Are you able to retype all the records below exactly?

_Exercise input:_
(begin)
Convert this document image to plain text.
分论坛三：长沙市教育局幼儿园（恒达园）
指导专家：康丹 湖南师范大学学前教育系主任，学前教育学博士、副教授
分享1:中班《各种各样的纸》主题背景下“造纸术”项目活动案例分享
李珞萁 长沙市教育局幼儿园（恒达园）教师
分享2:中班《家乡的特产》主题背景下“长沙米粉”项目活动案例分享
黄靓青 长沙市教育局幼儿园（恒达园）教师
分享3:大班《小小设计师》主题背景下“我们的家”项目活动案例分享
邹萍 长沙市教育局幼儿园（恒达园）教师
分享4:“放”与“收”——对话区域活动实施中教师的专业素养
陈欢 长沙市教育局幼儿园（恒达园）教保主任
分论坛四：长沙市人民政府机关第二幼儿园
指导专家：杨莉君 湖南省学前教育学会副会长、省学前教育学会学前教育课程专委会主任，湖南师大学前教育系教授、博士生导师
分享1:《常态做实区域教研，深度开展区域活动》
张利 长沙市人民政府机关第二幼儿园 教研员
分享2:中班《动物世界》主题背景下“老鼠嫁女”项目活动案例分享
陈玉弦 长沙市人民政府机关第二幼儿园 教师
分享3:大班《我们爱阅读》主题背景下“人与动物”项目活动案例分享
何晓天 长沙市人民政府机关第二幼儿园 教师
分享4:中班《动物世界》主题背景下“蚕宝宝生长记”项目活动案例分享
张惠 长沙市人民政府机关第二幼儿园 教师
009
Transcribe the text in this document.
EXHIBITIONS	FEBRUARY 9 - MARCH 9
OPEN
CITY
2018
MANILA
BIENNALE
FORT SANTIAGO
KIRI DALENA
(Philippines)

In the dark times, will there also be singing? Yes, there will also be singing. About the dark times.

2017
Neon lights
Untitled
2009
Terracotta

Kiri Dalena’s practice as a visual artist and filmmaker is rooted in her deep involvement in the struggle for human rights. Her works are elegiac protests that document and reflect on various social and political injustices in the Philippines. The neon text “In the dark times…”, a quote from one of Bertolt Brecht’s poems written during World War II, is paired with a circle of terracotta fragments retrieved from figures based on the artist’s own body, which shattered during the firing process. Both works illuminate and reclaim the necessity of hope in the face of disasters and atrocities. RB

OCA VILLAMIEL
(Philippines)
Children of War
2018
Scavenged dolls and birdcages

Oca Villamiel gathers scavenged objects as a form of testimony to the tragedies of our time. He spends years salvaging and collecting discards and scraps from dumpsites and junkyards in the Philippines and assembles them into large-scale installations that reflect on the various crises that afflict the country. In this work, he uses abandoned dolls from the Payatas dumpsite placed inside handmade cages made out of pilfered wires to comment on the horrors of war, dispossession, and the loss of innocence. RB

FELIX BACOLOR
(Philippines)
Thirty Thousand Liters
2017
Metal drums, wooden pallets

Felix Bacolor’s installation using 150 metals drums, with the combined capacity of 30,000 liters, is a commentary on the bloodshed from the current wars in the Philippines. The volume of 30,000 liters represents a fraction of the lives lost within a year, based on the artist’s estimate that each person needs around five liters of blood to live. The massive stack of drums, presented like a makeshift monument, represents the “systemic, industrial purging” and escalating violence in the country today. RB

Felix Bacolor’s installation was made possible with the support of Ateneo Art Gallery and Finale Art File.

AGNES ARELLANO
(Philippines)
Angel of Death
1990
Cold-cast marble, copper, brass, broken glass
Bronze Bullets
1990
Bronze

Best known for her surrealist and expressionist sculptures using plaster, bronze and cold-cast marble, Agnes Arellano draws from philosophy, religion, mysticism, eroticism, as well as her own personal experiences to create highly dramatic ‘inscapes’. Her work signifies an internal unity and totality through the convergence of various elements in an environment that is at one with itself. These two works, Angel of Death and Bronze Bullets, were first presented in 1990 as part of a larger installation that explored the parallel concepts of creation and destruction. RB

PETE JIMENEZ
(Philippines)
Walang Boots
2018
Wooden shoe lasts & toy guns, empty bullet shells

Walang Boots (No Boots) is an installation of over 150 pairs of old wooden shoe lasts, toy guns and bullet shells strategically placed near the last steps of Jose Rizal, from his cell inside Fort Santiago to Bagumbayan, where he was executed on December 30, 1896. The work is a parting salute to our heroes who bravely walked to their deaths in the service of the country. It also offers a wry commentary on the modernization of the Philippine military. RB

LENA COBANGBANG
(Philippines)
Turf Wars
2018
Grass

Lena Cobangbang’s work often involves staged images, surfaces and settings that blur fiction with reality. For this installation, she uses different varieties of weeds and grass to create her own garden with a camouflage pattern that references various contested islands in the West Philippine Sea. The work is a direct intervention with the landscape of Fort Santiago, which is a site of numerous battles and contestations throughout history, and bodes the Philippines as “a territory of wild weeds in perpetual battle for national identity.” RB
(end)
_Correct result:_
Convert this document image to plain text.
分论坛三：长沙市教育局幼儿园（恒达园）
指导专家：康丹 湖南师范大学学前教育系主任，学前教育学博士、副教授
分享1:中班《各种各样的纸》主题背景下“造纸术”项目活动案例分享
李珞萁 长沙市教育局幼儿园（恒达园）教师
分享2:中班《家乡的特产》主题背景下“长沙米粉”项目活动案例分享
黄靓青 长沙市教育局幼儿园（恒达园）教师
分享3:大班《小小设计师》主题背景下“我们的家”项目活动案例分享
邹萍 长沙市教育局幼儿园（恒达园）教师
分享4:“放”与“收”——对话区域活动实施中教师的专业素养
陈欢 长沙市教育局幼儿园（恒达园）教保主任
分论坛四：长沙市人民政府机关第二幼儿园
指导专家：杨莉君 湖南省学前教育学会副会长、省学前教育学会学前教育课程专委会主任，湖南师大学前教育系教授、博士生导师
分享1:《常态做实区域教研，深度开展区域活动》
张利 长沙市人民政府机关第二幼儿园 教研员
分享2:中班《动物世界》主题背景下“老鼠嫁女”项目活动案例分享
陈玉弦 长沙市人民政府机关第二幼儿园 教师
分享3:大班《我们爱阅读》主题背景下“人与动物”项目活动案例分享
何晓天 长沙市人民政府机关第二幼儿园 教师
分享4:中班《动物世界》主题背景下“蚕宝宝生长记”项目活动案例分享
张惠 长沙市人民政府机关第二幼儿园 教师
009
Transcribe the text in this document.
EXHIBITIONS	FEBRUARY 9 - MARCH 9
OPEN
CITY
2018
MANILA
BIENNALE
FORT SANTIAGO
KIRI DALENA
(Philippines)

In the dark times, will there also be singing? Yes, there will also be singing. About the dark times.

2017
Neon lights
Untitled
2009
Terracotta

Kiri Dalena’s practice as a visual artist and filmmaker is rooted in her deep involvement in the struggle for human rights. Her works are elegiac protests that document and reflect on various social and political injustices in the Philippines. The neon text “In the dark times…”, a quote from one of Bertolt Brecht’s poems written during World War II, is paired with a circle of terracotta fragments retrieved from figures based on the artist’s own body, which shattered during the firing process. Both works illuminate and reclaim the necessity of hope in the face of disasters and atrocities. RB

OCA VILLAMIEL
(Philippines)
Children of War
2018
Scavenged dolls and birdcages

Oca Villamiel gathers scavenged objects as a form of testimony to the tragedies of our time. He spends years salvaging and collecting discards and scraps from dumpsites and junkyards in the Philippines and assembles them into large-scale installations that reflect on the various crises that afflict the country. In this work, he uses abandoned dolls from the Payatas dumpsite placed inside handmade cages made out of pilfered wires to comment on the horrors of war, dispossession, and the loss of innocence. RB

FELIX BACOLOR
(Philippines)
Thirty Thousand Liters
2017
Metal drums, wooden pallets

Felix Bacolor’s installation using 150 metals drums, with the combined capacity of 30,000 liters, is a commentary on the bloodshed from the current wars in the Philippines. The volume of 30,000 liters represents a fraction of the lives lost within a year, based on the artist’s estimate that each person needs around five liters of blood to live. The massive stack of drums, presented like a makeshift monument, represents the “systemic, industrial purging” and escalating violence in the country today. RB

Felix Bacolor’s installation was made possible with the support of Ateneo Art Gallery and Finale Art File.

AGNES ARELLANO
(Philippines)
Angel of Death
1990
Cold-cast marble, copper, brass, broken glass
Bronze Bullets
1990
Bronze

Best known for her surrealist and expressionist sculptures using plaster, bronze and cold-cast marble, Agnes Arellano draws from philosophy, religion, mysticism, eroticism, as well as her own personal experiences to create highly dramatic ‘inscapes’. Her work signifies an internal unity and totality through the convergence of various elements in an environment that is at one with itself. These two works, Angel of Death and Bronze Bullets, were first presented in 1990 as part of a larger installation that explored the parallel concepts of creation and destruction. RB

PETE JIMENEZ
(Philippines)
Walang Boots
2018
Wooden shoe lasts & toy guns, empty bullet shells

Walang Boots (No Boots) is an installation of over 150 pairs of old wooden shoe lasts, toy guns and bullet shells strategically placed near the last steps of Jose Rizal, from his cell inside Fort Santiago to Bagumbayan, where he was executed on December 30, 1896. The work is a parting salute to our heroes who bravely walked to their deaths in the service of the country. It also offers a wry commentary on the modernization of the Philippine military. RB

LENA COBANGBANG
(Philippines)
Turf Wars
2018
Grass

Lena Cobangbang’s work often involves staged images, surfaces and settings that blur fiction with reality. For this installation, she uses different varieties of weeds and grass to create her own garden with a camouflage pattern that references various contested islands in the West Philippine Sea. The work is a direct intervention with the landscape of Fort Santiago, which is a site of numerous battles and contestations throughout history, and bodes the Philippines as “a territory of wild weeds in perpetual battle for national identity.” RB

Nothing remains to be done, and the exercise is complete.